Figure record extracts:

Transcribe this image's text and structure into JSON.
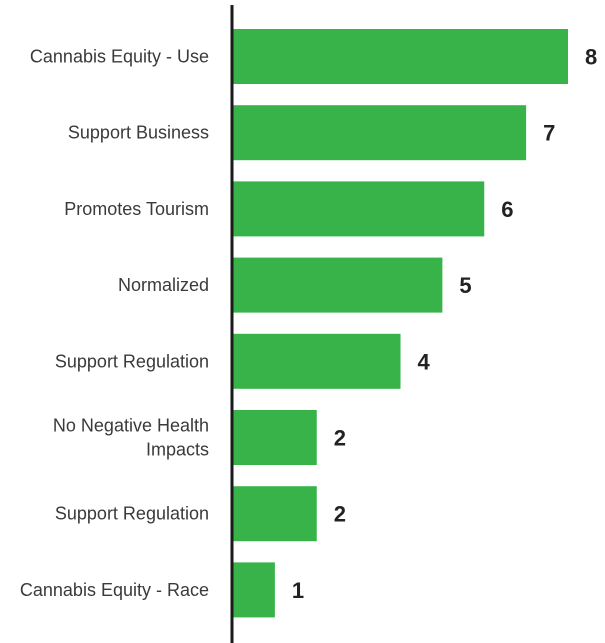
{
  "chart_data": {
    "type": "bar",
    "orientation": "horizontal",
    "categories": [
      [
        "Cannabis Equity - Use"
      ],
      [
        "Support Business"
      ],
      [
        "Promotes Tourism"
      ],
      [
        "Normalized"
      ],
      [
        "Support Regulation"
      ],
      [
        "No Negative Health",
        "Impacts"
      ],
      [
        "Support Regulation"
      ],
      [
        "Cannabis Equity - Race"
      ]
    ],
    "values": [
      8,
      7,
      6,
      5,
      4,
      2,
      2,
      1
    ],
    "xlim": [
      0,
      8
    ],
    "grid": false,
    "legend": "none",
    "bar_color": "#37b34a",
    "axis_color": "#1a1a1a"
  }
}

WORK TO BE COMPLETED: Print all of the entries word for word. Omit the pictures they contain.

THE SOLUTION:
Transcribe this image's text and structure into JSON.
{
  "chart_data": {
    "type": "bar",
    "orientation": "horizontal",
    "categories": [
      [
        "Cannabis Equity - Use"
      ],
      [
        "Support Business"
      ],
      [
        "Promotes Tourism"
      ],
      [
        "Normalized"
      ],
      [
        "Support Regulation"
      ],
      [
        "No Negative Health",
        "Impacts"
      ],
      [
        "Support Regulation"
      ],
      [
        "Cannabis Equity - Race"
      ]
    ],
    "values": [
      8,
      7,
      6,
      5,
      4,
      2,
      2,
      1
    ],
    "xlim": [
      0,
      8
    ],
    "grid": false,
    "legend": "none",
    "bar_color": "#37b34a",
    "axis_color": "#1a1a1a"
  }
}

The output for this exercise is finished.